YOUR TASK: Out of the lines in this data, how many include "Tankstelle"? Give the number and nothing else.

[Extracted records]
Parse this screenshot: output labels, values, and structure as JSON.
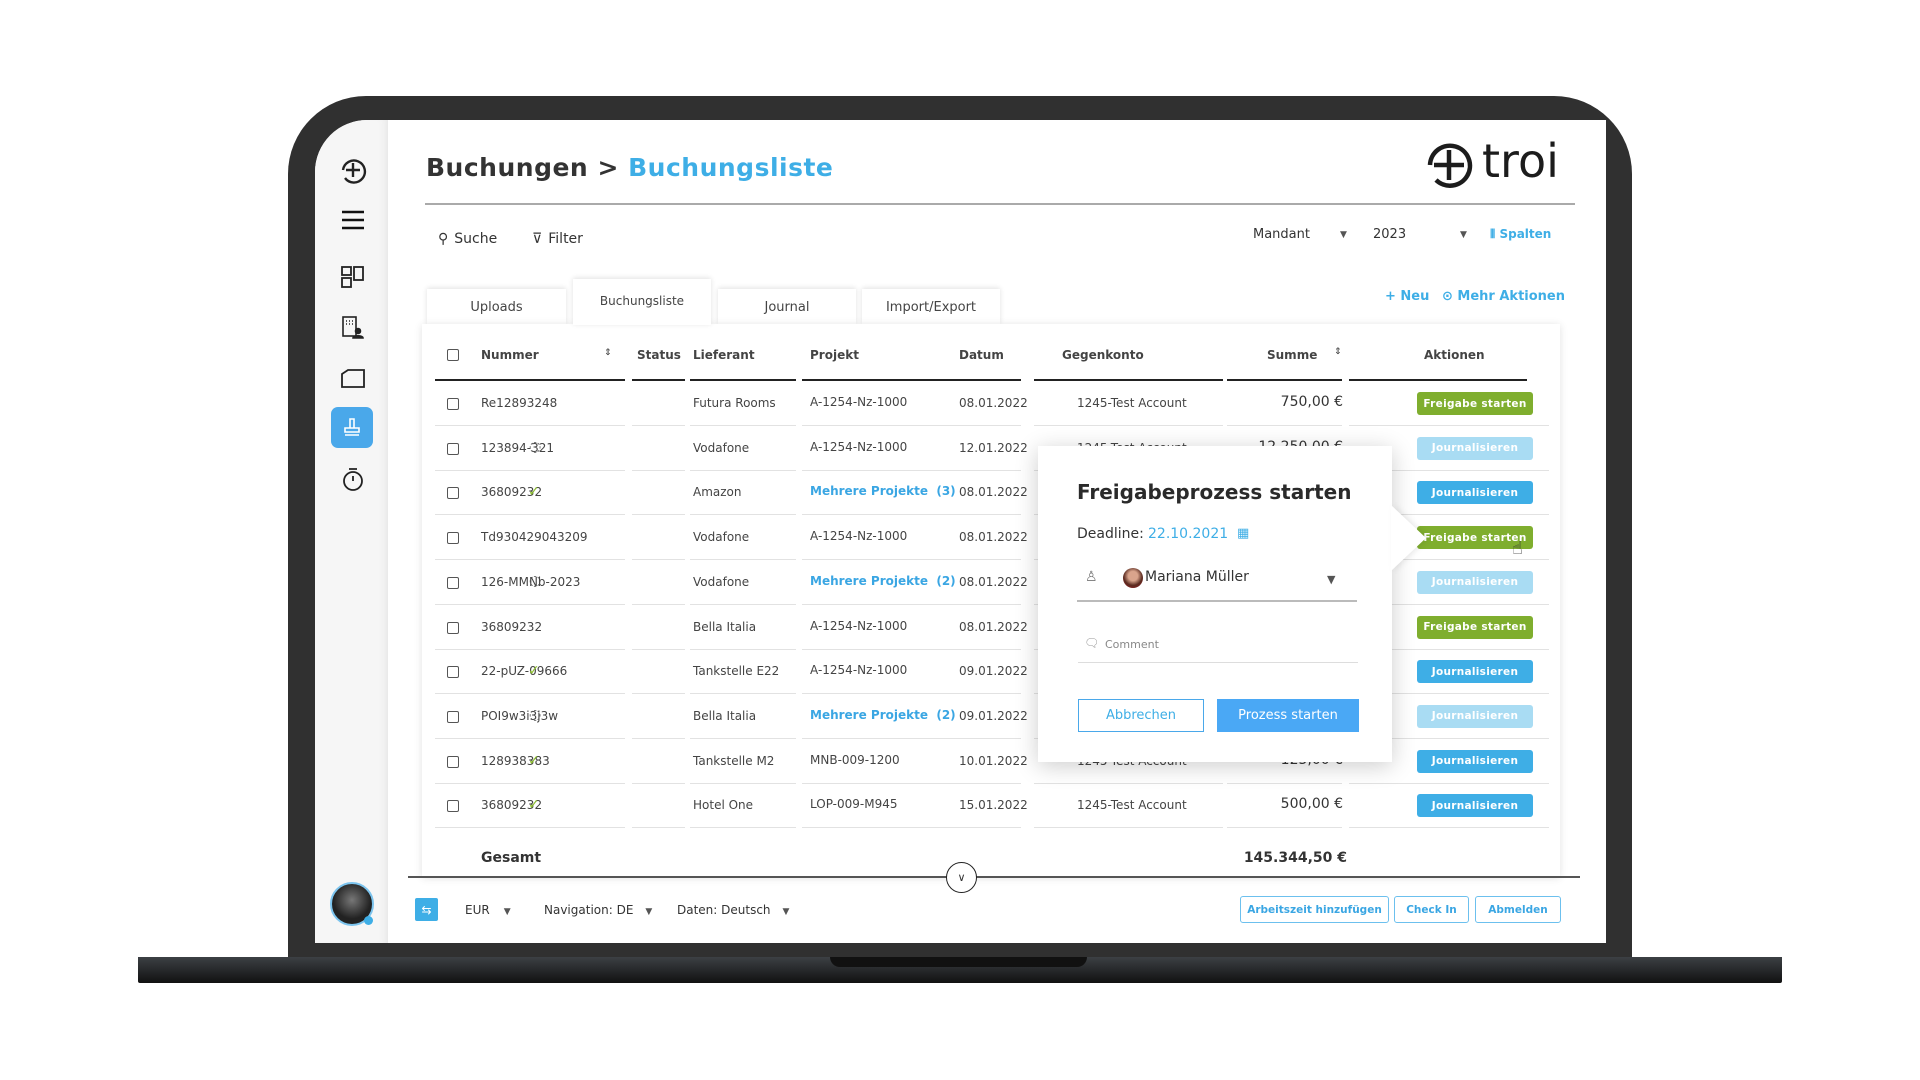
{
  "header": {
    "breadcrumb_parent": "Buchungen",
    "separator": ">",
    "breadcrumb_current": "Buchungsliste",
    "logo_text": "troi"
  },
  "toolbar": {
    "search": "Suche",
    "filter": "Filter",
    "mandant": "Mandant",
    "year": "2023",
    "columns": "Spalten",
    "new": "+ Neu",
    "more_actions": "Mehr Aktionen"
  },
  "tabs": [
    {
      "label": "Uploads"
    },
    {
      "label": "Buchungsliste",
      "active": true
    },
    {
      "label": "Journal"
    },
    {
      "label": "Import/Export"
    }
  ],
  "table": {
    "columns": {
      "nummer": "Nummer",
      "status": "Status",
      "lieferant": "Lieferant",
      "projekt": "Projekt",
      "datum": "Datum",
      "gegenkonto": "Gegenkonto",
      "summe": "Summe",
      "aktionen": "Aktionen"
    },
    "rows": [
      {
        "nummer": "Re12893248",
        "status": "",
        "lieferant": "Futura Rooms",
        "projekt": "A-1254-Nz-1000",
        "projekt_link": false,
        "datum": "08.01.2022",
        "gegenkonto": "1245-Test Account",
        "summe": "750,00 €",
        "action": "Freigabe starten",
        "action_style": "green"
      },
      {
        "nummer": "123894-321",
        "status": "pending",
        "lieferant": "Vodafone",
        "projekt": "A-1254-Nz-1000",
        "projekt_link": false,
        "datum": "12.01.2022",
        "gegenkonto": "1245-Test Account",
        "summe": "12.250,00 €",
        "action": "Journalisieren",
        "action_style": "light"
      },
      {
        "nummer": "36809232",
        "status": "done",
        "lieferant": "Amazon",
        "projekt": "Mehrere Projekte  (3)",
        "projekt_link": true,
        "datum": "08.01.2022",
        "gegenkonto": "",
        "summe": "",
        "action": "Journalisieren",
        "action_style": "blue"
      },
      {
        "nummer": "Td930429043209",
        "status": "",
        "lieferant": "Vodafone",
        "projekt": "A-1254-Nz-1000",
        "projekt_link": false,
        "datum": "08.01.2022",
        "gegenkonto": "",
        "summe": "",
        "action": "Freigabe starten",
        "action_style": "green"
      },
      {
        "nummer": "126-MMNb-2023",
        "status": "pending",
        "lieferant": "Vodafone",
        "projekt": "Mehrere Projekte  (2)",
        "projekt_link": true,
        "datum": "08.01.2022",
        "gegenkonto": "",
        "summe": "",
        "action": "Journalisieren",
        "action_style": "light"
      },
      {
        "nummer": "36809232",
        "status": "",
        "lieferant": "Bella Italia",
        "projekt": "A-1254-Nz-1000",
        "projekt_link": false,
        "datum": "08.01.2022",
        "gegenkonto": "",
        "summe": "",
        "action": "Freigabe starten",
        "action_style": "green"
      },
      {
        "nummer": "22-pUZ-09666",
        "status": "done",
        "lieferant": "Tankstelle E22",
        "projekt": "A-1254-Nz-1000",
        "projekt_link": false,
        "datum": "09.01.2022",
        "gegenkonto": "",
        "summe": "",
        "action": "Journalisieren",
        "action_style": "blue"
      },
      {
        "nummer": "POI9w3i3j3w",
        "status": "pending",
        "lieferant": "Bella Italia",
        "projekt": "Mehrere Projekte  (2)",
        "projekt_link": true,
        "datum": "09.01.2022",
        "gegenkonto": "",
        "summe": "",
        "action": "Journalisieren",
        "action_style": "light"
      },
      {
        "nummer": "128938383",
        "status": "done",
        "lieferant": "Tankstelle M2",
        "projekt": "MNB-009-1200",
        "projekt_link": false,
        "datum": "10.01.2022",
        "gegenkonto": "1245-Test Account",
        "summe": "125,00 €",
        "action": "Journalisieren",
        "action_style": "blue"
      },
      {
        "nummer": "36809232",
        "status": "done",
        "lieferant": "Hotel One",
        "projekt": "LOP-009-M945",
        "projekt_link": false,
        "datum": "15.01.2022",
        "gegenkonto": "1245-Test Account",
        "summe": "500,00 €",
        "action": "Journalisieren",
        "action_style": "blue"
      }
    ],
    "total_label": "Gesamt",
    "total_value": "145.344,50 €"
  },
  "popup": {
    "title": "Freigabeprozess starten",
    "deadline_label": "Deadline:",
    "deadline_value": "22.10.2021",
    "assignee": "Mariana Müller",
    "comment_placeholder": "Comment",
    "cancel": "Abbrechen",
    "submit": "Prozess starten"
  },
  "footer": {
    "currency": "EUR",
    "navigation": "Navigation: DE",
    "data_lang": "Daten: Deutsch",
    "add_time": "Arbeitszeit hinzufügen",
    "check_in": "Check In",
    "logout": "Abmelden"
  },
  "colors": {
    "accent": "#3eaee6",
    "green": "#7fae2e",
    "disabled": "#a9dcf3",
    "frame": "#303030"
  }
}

--

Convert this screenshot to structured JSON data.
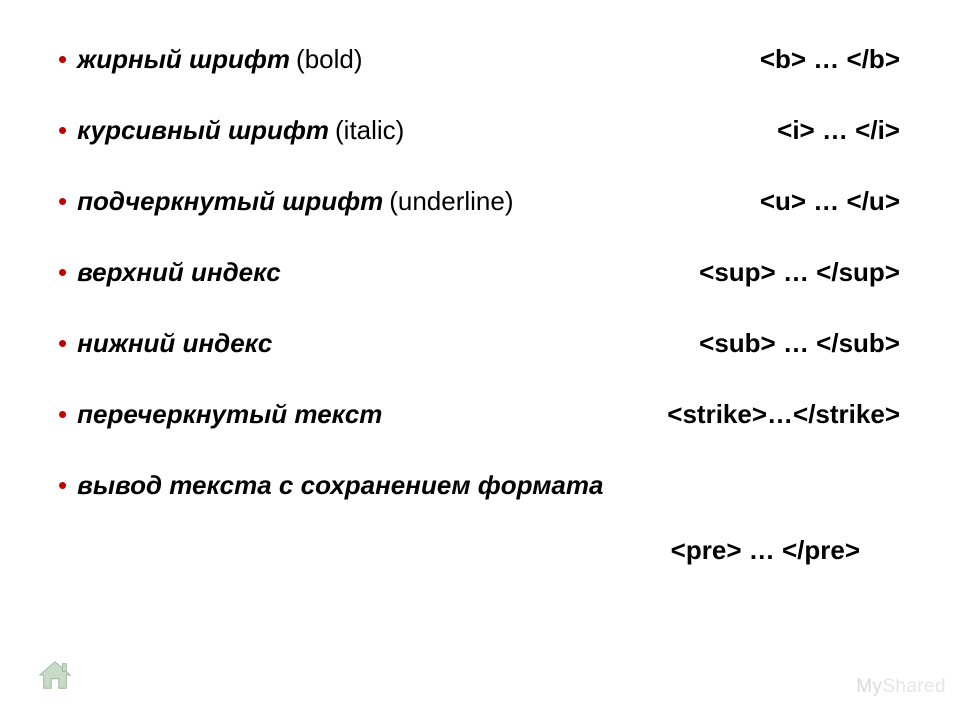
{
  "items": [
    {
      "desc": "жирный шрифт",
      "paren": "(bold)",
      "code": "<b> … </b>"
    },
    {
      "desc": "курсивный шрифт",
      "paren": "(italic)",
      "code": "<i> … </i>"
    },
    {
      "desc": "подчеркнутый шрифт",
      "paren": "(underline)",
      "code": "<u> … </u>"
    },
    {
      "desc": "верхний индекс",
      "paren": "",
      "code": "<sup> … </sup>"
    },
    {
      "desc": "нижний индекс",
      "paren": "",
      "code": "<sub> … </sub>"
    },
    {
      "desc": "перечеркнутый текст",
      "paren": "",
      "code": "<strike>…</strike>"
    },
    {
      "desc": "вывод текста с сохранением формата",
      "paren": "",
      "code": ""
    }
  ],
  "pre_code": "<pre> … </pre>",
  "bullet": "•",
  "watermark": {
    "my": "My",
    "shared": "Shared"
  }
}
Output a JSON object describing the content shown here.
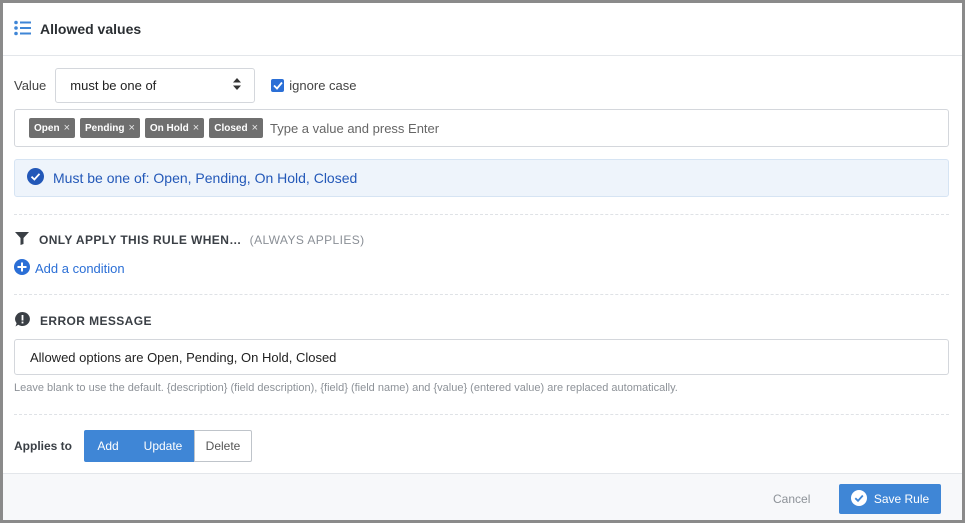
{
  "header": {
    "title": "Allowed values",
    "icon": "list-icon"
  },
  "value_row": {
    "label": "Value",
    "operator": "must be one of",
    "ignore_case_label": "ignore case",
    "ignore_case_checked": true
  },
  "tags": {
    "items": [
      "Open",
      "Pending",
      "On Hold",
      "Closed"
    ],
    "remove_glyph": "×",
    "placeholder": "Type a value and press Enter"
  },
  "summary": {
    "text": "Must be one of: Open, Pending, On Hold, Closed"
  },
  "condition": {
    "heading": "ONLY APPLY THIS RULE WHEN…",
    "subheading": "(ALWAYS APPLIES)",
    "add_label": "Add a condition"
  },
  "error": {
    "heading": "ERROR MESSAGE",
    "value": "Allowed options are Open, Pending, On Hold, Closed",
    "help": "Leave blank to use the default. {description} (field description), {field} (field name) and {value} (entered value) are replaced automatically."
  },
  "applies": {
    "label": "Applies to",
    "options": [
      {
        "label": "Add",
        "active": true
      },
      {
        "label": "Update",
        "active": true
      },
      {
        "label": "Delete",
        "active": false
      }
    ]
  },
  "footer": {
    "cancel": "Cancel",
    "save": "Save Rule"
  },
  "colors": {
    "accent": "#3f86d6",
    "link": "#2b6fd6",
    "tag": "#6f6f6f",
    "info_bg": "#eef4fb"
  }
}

ANSWER TO THIS TASK: 2